# [Stored entries]
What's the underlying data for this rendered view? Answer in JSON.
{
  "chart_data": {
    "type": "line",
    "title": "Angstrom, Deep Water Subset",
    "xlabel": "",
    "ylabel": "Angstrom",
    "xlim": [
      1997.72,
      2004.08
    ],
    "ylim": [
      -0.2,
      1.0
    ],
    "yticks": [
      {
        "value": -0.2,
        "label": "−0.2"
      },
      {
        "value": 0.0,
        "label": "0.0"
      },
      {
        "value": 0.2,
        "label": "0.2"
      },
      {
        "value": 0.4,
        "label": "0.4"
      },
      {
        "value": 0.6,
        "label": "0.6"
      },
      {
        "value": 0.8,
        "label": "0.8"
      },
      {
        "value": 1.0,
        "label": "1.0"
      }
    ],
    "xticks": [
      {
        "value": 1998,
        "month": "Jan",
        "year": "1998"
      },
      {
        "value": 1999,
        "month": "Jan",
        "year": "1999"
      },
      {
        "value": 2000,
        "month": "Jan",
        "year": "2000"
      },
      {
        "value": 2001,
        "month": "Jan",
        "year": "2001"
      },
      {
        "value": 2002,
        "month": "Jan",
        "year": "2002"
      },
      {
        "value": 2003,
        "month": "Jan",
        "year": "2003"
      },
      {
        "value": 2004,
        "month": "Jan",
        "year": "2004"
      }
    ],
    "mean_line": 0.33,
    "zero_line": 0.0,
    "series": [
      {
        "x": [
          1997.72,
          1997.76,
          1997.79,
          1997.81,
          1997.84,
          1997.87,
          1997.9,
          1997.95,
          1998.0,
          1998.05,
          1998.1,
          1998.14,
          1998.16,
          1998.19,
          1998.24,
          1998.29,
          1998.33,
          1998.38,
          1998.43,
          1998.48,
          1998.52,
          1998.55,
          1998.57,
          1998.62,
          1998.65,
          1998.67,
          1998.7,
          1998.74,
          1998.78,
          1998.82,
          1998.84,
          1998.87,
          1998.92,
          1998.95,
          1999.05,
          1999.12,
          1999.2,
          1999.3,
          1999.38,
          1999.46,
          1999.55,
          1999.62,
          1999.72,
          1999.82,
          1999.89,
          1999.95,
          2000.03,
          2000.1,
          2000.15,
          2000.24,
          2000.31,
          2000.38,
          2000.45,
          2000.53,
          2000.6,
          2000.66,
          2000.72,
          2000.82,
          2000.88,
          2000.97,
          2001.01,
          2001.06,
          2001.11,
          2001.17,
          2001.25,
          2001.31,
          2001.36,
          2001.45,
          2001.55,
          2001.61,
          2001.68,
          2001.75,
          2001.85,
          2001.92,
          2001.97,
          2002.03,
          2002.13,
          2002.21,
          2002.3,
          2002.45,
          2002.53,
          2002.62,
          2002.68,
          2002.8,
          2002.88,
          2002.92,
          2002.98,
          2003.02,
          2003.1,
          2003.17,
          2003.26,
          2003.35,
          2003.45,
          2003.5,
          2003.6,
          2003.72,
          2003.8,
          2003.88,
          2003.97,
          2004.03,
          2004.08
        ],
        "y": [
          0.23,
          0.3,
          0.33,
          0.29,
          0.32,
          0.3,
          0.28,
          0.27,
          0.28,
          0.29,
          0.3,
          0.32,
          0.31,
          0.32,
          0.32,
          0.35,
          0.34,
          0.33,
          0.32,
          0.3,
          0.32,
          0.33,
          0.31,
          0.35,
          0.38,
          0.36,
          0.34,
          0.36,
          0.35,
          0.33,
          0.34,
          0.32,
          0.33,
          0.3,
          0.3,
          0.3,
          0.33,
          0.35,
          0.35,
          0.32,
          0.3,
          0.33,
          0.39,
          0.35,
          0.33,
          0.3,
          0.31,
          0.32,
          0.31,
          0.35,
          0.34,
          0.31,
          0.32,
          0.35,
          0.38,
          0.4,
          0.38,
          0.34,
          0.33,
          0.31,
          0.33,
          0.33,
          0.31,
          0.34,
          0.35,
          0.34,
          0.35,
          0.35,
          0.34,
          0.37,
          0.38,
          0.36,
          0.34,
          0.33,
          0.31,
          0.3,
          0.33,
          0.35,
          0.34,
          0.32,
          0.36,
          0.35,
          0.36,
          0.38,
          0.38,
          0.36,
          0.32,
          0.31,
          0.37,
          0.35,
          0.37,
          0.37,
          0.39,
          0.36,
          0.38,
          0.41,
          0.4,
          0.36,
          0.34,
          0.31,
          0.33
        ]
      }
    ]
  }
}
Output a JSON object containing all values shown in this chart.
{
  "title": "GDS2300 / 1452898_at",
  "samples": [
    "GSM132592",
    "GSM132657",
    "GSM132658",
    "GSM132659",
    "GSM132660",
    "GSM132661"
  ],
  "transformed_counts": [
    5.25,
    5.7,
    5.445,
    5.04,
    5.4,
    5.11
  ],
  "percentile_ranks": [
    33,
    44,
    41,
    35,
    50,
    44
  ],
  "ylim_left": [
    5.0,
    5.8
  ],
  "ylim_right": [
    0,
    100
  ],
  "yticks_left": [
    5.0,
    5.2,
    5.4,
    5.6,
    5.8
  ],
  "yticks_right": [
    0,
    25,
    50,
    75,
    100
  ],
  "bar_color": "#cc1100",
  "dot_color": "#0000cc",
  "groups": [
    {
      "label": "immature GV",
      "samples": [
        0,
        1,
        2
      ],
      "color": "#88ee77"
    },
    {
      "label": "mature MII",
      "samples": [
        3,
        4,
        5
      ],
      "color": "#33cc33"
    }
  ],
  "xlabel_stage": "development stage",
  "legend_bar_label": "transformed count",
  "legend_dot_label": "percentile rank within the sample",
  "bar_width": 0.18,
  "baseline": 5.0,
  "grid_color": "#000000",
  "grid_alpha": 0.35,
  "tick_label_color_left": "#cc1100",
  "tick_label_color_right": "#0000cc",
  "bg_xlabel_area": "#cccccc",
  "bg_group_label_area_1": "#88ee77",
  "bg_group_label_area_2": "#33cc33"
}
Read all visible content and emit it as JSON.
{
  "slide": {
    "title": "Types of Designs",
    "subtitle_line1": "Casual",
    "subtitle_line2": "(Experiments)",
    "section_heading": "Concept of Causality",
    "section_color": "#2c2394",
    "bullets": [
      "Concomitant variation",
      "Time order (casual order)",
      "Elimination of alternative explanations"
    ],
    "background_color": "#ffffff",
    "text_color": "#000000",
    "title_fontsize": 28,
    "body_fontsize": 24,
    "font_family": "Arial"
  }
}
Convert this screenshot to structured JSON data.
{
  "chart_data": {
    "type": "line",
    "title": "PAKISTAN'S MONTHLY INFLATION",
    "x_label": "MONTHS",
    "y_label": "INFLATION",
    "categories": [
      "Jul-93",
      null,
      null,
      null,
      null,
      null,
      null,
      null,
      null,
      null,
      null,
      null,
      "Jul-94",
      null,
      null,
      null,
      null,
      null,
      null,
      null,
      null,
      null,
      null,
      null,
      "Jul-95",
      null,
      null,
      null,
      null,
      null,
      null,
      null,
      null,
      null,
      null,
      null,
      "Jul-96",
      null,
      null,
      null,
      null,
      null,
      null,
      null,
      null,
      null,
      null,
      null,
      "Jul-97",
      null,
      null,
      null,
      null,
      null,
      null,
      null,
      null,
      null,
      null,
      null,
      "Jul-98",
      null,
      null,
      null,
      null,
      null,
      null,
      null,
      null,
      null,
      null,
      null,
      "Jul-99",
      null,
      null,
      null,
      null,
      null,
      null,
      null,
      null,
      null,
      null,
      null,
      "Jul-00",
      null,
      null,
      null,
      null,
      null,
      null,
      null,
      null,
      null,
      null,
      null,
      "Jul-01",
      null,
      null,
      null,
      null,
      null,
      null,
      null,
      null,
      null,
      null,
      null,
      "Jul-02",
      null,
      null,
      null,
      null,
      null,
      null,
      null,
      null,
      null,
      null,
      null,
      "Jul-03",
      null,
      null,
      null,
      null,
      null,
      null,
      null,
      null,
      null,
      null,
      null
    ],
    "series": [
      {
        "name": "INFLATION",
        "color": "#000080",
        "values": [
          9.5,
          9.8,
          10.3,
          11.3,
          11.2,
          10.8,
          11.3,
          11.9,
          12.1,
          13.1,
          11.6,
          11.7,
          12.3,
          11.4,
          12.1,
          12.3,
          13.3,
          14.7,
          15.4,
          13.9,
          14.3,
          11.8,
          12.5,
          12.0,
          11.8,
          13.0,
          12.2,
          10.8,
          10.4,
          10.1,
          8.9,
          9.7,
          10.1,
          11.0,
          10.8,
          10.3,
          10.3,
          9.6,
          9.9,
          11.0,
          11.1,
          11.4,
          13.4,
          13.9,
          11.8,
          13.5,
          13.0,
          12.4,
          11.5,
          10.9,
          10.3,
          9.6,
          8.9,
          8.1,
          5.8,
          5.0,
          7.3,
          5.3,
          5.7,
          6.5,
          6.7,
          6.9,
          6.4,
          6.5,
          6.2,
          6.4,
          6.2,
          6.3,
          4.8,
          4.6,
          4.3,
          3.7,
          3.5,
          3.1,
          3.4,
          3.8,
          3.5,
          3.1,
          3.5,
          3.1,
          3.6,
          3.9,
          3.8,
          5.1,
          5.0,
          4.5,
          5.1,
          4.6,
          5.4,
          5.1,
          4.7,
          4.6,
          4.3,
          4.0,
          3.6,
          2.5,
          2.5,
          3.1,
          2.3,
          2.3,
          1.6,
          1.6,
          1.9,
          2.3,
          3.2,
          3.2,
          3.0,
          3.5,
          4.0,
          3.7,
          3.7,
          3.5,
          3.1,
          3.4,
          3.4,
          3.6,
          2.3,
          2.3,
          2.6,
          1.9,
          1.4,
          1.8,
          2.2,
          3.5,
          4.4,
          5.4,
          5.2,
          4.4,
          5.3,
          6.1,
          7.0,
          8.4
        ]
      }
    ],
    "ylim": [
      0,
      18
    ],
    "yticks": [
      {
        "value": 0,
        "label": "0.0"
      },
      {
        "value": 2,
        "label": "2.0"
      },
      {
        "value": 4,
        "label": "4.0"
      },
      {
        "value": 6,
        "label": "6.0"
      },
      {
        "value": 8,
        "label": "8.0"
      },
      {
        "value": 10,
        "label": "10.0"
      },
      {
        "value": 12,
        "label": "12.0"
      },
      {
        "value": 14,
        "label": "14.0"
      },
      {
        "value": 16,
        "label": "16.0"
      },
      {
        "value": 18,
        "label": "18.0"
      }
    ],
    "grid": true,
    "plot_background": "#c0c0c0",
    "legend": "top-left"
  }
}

# [OBJECTIVE]
Copy all lines from the listing that contain "Angstrom".

# [ANSWER BELOW]
    "title": "Angstrom, Deep Water Subset",
    "ylabel": "Angstrom",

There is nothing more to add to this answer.